WHAT TO WORK ON:
Scan the data below for the string "nach". Copy every line where it appears.

MATERIAL FOR THIS TASK:
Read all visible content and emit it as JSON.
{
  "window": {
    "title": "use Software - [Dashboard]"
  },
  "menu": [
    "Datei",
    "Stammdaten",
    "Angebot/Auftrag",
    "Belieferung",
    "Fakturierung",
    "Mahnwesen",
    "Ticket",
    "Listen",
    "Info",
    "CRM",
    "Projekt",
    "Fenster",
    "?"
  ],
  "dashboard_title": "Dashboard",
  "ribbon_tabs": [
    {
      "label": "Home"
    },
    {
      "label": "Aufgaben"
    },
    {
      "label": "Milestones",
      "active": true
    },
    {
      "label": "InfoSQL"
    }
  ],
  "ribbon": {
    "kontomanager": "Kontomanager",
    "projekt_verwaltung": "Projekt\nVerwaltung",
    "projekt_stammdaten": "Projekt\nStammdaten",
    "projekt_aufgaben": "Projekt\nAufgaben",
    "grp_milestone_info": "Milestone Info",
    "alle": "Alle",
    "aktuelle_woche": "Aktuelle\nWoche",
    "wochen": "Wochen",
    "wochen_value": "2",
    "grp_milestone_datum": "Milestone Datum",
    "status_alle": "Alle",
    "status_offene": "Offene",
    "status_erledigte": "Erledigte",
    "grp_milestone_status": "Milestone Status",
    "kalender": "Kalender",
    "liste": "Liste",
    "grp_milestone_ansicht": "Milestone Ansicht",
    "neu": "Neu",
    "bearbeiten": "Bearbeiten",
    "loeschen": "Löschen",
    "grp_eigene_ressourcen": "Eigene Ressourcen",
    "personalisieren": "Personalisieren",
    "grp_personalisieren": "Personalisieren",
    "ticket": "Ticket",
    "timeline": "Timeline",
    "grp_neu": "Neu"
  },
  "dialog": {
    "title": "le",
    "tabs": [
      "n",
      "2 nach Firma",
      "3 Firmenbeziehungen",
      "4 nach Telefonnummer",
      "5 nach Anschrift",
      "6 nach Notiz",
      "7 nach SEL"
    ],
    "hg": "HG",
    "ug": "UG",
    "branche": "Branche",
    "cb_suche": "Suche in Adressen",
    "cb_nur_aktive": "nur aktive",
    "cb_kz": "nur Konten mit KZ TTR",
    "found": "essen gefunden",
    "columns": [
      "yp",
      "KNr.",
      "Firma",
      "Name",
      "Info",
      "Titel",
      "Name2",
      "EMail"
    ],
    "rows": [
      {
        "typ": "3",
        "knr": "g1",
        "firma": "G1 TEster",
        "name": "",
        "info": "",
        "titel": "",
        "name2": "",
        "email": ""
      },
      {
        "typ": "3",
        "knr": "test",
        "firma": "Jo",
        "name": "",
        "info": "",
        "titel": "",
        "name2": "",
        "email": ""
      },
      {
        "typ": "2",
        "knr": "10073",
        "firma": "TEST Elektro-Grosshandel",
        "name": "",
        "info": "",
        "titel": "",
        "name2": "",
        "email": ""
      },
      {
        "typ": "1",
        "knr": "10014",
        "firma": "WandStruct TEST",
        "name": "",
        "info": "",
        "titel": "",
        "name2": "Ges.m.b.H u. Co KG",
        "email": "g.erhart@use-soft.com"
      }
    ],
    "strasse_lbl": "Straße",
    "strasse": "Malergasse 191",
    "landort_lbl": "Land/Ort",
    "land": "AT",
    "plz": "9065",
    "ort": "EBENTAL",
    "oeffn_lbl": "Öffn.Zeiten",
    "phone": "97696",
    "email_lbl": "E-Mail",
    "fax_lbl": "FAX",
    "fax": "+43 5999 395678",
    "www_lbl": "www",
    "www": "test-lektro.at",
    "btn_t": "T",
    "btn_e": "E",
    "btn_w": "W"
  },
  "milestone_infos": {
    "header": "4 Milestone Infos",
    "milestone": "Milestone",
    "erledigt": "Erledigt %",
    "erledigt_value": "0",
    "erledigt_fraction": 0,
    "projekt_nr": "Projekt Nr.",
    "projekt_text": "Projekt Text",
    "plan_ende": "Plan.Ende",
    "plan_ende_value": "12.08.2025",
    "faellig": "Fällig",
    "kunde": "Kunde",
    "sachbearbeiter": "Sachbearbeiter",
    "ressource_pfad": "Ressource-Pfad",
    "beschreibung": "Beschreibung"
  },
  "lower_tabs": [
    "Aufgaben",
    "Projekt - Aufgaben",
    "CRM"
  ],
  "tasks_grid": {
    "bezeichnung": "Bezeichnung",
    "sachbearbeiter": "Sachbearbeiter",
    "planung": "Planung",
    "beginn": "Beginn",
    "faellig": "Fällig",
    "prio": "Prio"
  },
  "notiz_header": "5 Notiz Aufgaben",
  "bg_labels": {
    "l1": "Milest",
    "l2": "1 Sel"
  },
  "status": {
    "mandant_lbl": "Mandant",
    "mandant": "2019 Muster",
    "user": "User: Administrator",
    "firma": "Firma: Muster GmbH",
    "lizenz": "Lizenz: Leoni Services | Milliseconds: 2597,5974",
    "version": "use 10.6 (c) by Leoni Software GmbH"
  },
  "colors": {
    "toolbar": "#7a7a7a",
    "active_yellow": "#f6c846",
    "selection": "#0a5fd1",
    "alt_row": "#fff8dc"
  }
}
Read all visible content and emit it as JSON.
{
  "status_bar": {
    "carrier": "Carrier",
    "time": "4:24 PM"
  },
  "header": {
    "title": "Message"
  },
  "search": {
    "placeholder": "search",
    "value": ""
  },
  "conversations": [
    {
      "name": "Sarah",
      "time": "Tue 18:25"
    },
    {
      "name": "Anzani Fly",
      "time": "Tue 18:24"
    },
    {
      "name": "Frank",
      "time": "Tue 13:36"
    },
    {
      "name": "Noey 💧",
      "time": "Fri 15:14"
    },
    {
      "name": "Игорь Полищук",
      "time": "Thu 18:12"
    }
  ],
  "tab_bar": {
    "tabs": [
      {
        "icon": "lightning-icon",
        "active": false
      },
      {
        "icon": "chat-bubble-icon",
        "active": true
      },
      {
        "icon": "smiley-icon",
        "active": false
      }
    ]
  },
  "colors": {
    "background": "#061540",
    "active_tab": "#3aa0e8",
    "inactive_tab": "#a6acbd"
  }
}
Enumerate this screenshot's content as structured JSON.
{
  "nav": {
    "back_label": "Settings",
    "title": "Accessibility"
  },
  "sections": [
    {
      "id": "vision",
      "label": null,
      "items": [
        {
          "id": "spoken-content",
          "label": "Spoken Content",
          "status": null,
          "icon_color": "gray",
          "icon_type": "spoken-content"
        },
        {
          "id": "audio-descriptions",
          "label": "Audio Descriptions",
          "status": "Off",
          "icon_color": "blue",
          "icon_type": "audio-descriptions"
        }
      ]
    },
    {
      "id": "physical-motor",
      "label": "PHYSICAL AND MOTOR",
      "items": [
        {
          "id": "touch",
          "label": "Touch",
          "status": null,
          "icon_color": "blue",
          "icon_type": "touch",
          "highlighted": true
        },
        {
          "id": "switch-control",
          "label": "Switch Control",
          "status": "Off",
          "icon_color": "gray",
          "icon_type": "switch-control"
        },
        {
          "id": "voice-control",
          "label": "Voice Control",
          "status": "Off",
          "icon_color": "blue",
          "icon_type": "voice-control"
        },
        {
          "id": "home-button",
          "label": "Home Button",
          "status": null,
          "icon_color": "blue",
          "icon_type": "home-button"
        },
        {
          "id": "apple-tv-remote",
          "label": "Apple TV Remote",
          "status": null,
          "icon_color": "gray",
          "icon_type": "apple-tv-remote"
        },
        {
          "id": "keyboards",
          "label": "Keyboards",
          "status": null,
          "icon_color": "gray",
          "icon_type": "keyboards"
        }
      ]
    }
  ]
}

THE REPLY:
      "2 nach Firma",
      "4 nach Telefonnummer",
      "5 nach Anschrift",
      "6 nach Notiz",
      "7 nach SEL"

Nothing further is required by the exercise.